→ **Supplied text**
## Start

• In the evenings, Saturn and Jupiter will grace the skies all month long
  • On Sept. 9 night, Jupiter, Saturn and our moon will travel across the sky as a trio
  • Sept. 23 will mark the equinox event

September brings an eventful month for skywatchers, as the following planets and celestial bodies will make their presence known in the sky.

One of the most exciting events lined up is the predicted "red triangle" that will form in the morning sky between Mars, Aldebaran and the famous Betelgeuse.

The "red" correlates to the colors of the celestial bodies that will form the triangle. For those of you who don't know, Aldebaran is almost orange-colored, and it is the star that is the eye of Taurus, the bull constellation. Mars is, of course, the red planet and Betelgeuse, in news for dimming, is also red.

At the start of the month, Mars will be visible in the sky in the south during dawn. As the month progresses, Mars will move eastward to form the red triangle with Betelgeuse and Aldebaran, and will then stay in the triangle for a month or so.

The morning of Sept. 11 will open a window of opportunity to view the moon and Jupiter together through binoculars. The moon will be within inches from Jupiter as observed from the sky.

Moreover, at this time of its cycle, Jupiter is at its biggest and brightest, which will make it perfect for telescope viewing. Those without a telescope can still watch the four moons of the planet clearly with the help of a good pair of binoculars. The moons will appear as little starlike lights next to Jupiter.

## End

→ **Data provided**

## Start

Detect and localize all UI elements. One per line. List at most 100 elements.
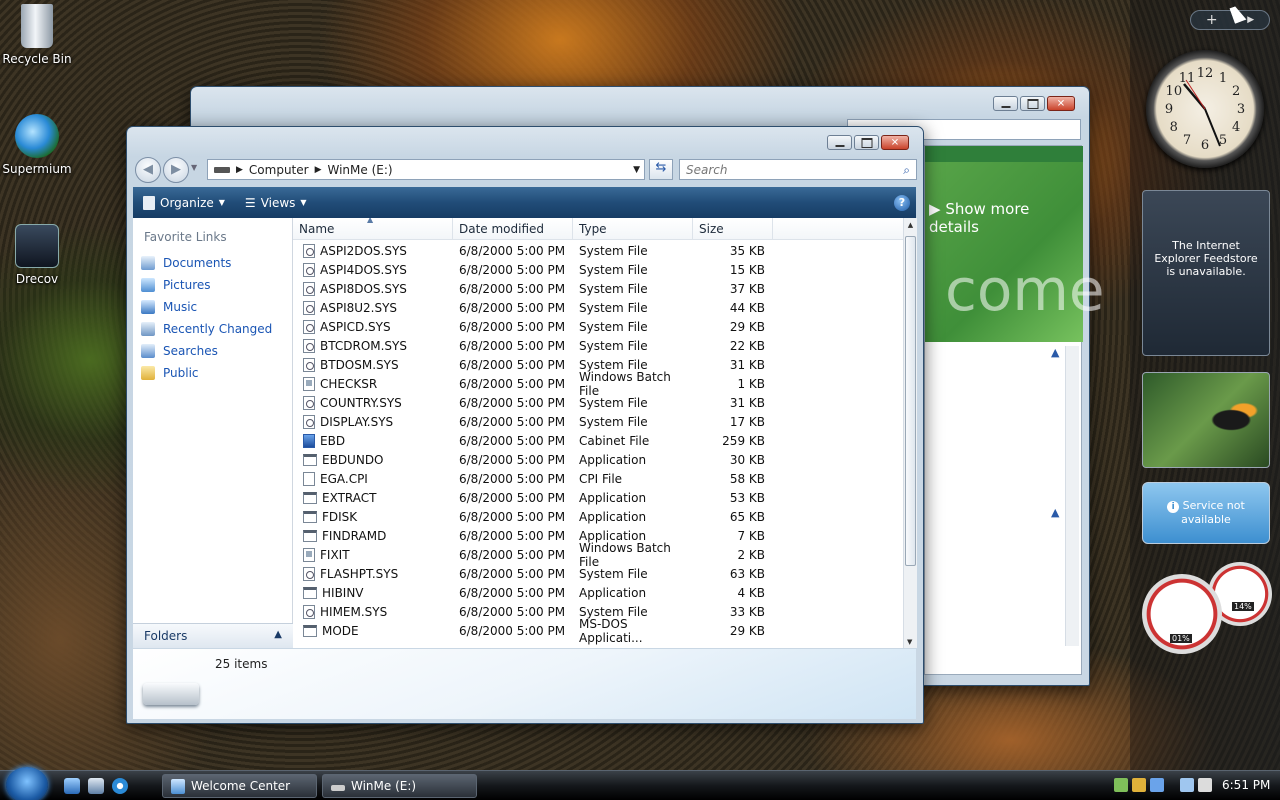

## End

→ **Instructions for the task**
In the September skywatching text, which three celestial bodies form the "red triangle" in the morning sky?

→ **Expected answer**
Mars, Aldebaran and Betelgeuse.